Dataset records
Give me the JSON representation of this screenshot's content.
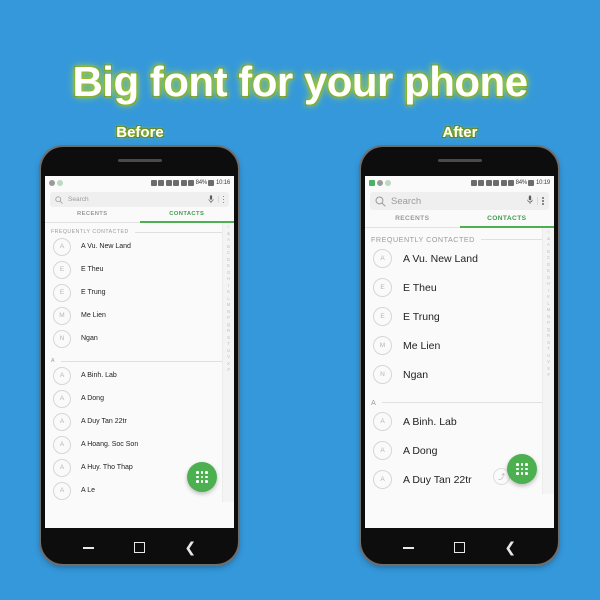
{
  "banner": {
    "title": "Big font for your phone",
    "background_color": "#3498db",
    "title_color": "#ffffff",
    "title_glow_color": "#9acd32"
  },
  "captions": {
    "before": "Before",
    "after": "After"
  },
  "phones": [
    {
      "id": "before",
      "caption": "Before",
      "status_bar": {
        "battery": "84%",
        "time": "10:16",
        "left_icons": [
          "sim-icon",
          "battery-saver-icon"
        ],
        "right_icons": [
          "no-sound-icon",
          "settings-icon",
          "wifi-icon",
          "sd-card-icon",
          "screenshot-icon",
          "signal-icon"
        ]
      },
      "search": {
        "placeholder": "Search",
        "icons": [
          "search-icon",
          "mic-icon",
          "overflow-menu-icon"
        ]
      },
      "tabs": [
        {
          "label": "RECENTS",
          "active": false
        },
        {
          "label": "CONTACTS",
          "active": true
        }
      ],
      "accent_color": "#4caf50",
      "sections": [
        {
          "header": "FREQUENTLY CONTACTED",
          "contacts": [
            {
              "initial": "A",
              "name": "A Vu. New Land"
            },
            {
              "initial": "E",
              "name": "E Theu"
            },
            {
              "initial": "E",
              "name": "E Trung"
            },
            {
              "initial": "M",
              "name": "Me Lien"
            },
            {
              "initial": "N",
              "name": "Ngan"
            }
          ]
        },
        {
          "header": "A",
          "contacts": [
            {
              "initial": "A",
              "name": "A Binh. Lab"
            },
            {
              "initial": "A",
              "name": "A Dong"
            },
            {
              "initial": "A",
              "name": "A Duy Tan 22tr"
            },
            {
              "initial": "A",
              "name": "A Hoang. Soc Son"
            },
            {
              "initial": "A",
              "name": "A Huy. Tho Thap"
            },
            {
              "initial": "A",
              "name": "A Le"
            }
          ]
        }
      ],
      "alpha_index": [
        "☆",
        "&",
        "A",
        "B",
        "C",
        "D",
        "E",
        "G",
        "H",
        "I",
        "K",
        "L",
        "M",
        "N",
        "P",
        "Q",
        "R",
        "S",
        "T",
        "U",
        "V",
        "X",
        "#"
      ],
      "fab": {
        "icon": "dialpad-icon",
        "color": "#4caf50"
      },
      "nav_bar": [
        "recents-button",
        "home-button",
        "back-button"
      ],
      "scroll_pill": null
    },
    {
      "id": "after",
      "caption": "After",
      "status_bar": {
        "battery": "84%",
        "time": "10:19",
        "left_icons": [
          "app-icon",
          "sim-icon",
          "battery-saver-icon"
        ],
        "right_icons": [
          "no-sound-icon",
          "settings-icon",
          "wifi-icon",
          "sd-card-icon",
          "screenshot-icon",
          "signal-icon"
        ]
      },
      "search": {
        "placeholder": "Search",
        "icons": [
          "search-icon",
          "mic-icon",
          "overflow-menu-icon"
        ]
      },
      "tabs": [
        {
          "label": "RECENTS",
          "active": false
        },
        {
          "label": "CONTACTS",
          "active": true
        }
      ],
      "accent_color": "#4caf50",
      "sections": [
        {
          "header": "FREQUENTLY CONTACTED",
          "contacts": [
            {
              "initial": "A",
              "name": "A Vu. New Land"
            },
            {
              "initial": "E",
              "name": "E Theu"
            },
            {
              "initial": "E",
              "name": "E Trung"
            },
            {
              "initial": "M",
              "name": "Me Lien"
            },
            {
              "initial": "N",
              "name": "Ngan"
            }
          ]
        },
        {
          "header": "A",
          "contacts": [
            {
              "initial": "A",
              "name": "A Binh. Lab"
            },
            {
              "initial": "A",
              "name": "A Dong"
            },
            {
              "initial": "A",
              "name": "A Duy Tan 22tr"
            }
          ]
        }
      ],
      "alpha_index": [
        "☆",
        "&",
        "A",
        "B",
        "C",
        "D",
        "E",
        "G",
        "H",
        "I",
        "K",
        "L",
        "M",
        "N",
        "P",
        "Q",
        "R",
        "S",
        "T",
        "U",
        "V",
        "X",
        "#"
      ],
      "fab": {
        "icon": "dialpad-icon",
        "color": "#4caf50"
      },
      "nav_bar": [
        "recents-button",
        "home-button",
        "back-button"
      ],
      "scroll_pill": "⤴"
    }
  ]
}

• Task objective:
Quote the records above in full, dropping each picture.

• Output for this exercise:
Give me the JSON representation of this screenshot's content.
{
  "banner": {
    "title": "Big font for your phone",
    "background_color": "#3498db",
    "title_color": "#ffffff",
    "title_glow_color": "#9acd32"
  },
  "captions": {
    "before": "Before",
    "after": "After"
  },
  "phones": [
    {
      "id": "before",
      "caption": "Before",
      "status_bar": {
        "battery": "84%",
        "time": "10:16",
        "left_icons": [
          "sim-icon",
          "battery-saver-icon"
        ],
        "right_icons": [
          "no-sound-icon",
          "settings-icon",
          "wifi-icon",
          "sd-card-icon",
          "screenshot-icon",
          "signal-icon"
        ]
      },
      "search": {
        "placeholder": "Search",
        "icons": [
          "search-icon",
          "mic-icon",
          "overflow-menu-icon"
        ]
      },
      "tabs": [
        {
          "label": "RECENTS",
          "active": false
        },
        {
          "label": "CONTACTS",
          "active": true
        }
      ],
      "accent_color": "#4caf50",
      "sections": [
        {
          "header": "FREQUENTLY CONTACTED",
          "contacts": [
            {
              "initial": "A",
              "name": "A Vu. New Land"
            },
            {
              "initial": "E",
              "name": "E Theu"
            },
            {
              "initial": "E",
              "name": "E Trung"
            },
            {
              "initial": "M",
              "name": "Me Lien"
            },
            {
              "initial": "N",
              "name": "Ngan"
            }
          ]
        },
        {
          "header": "A",
          "contacts": [
            {
              "initial": "A",
              "name": "A Binh. Lab"
            },
            {
              "initial": "A",
              "name": "A Dong"
            },
            {
              "initial": "A",
              "name": "A Duy Tan 22tr"
            },
            {
              "initial": "A",
              "name": "A Hoang. Soc Son"
            },
            {
              "initial": "A",
              "name": "A Huy. Tho Thap"
            },
            {
              "initial": "A",
              "name": "A Le"
            }
          ]
        }
      ],
      "alpha_index": [
        "☆",
        "&",
        "A",
        "B",
        "C",
        "D",
        "E",
        "G",
        "H",
        "I",
        "K",
        "L",
        "M",
        "N",
        "P",
        "Q",
        "R",
        "S",
        "T",
        "U",
        "V",
        "X",
        "#"
      ],
      "fab": {
        "icon": "dialpad-icon",
        "color": "#4caf50"
      },
      "nav_bar": [
        "recents-button",
        "home-button",
        "back-button"
      ],
      "scroll_pill": null
    },
    {
      "id": "after",
      "caption": "After",
      "status_bar": {
        "battery": "84%",
        "time": "10:19",
        "left_icons": [
          "app-icon",
          "sim-icon",
          "battery-saver-icon"
        ],
        "right_icons": [
          "no-sound-icon",
          "settings-icon",
          "wifi-icon",
          "sd-card-icon",
          "screenshot-icon",
          "signal-icon"
        ]
      },
      "search": {
        "placeholder": "Search",
        "icons": [
          "search-icon",
          "mic-icon",
          "overflow-menu-icon"
        ]
      },
      "tabs": [
        {
          "label": "RECENTS",
          "active": false
        },
        {
          "label": "CONTACTS",
          "active": true
        }
      ],
      "accent_color": "#4caf50",
      "sections": [
        {
          "header": "FREQUENTLY CONTACTED",
          "contacts": [
            {
              "initial": "A",
              "name": "A Vu. New Land"
            },
            {
              "initial": "E",
              "name": "E Theu"
            },
            {
              "initial": "E",
              "name": "E Trung"
            },
            {
              "initial": "M",
              "name": "Me Lien"
            },
            {
              "initial": "N",
              "name": "Ngan"
            }
          ]
        },
        {
          "header": "A",
          "contacts": [
            {
              "initial": "A",
              "name": "A Binh. Lab"
            },
            {
              "initial": "A",
              "name": "A Dong"
            },
            {
              "initial": "A",
              "name": "A Duy Tan 22tr"
            }
          ]
        }
      ],
      "alpha_index": [
        "☆",
        "&",
        "A",
        "B",
        "C",
        "D",
        "E",
        "G",
        "H",
        "I",
        "K",
        "L",
        "M",
        "N",
        "P",
        "Q",
        "R",
        "S",
        "T",
        "U",
        "V",
        "X",
        "#"
      ],
      "fab": {
        "icon": "dialpad-icon",
        "color": "#4caf50"
      },
      "nav_bar": [
        "recents-button",
        "home-button",
        "back-button"
      ],
      "scroll_pill": "⤴"
    }
  ]
}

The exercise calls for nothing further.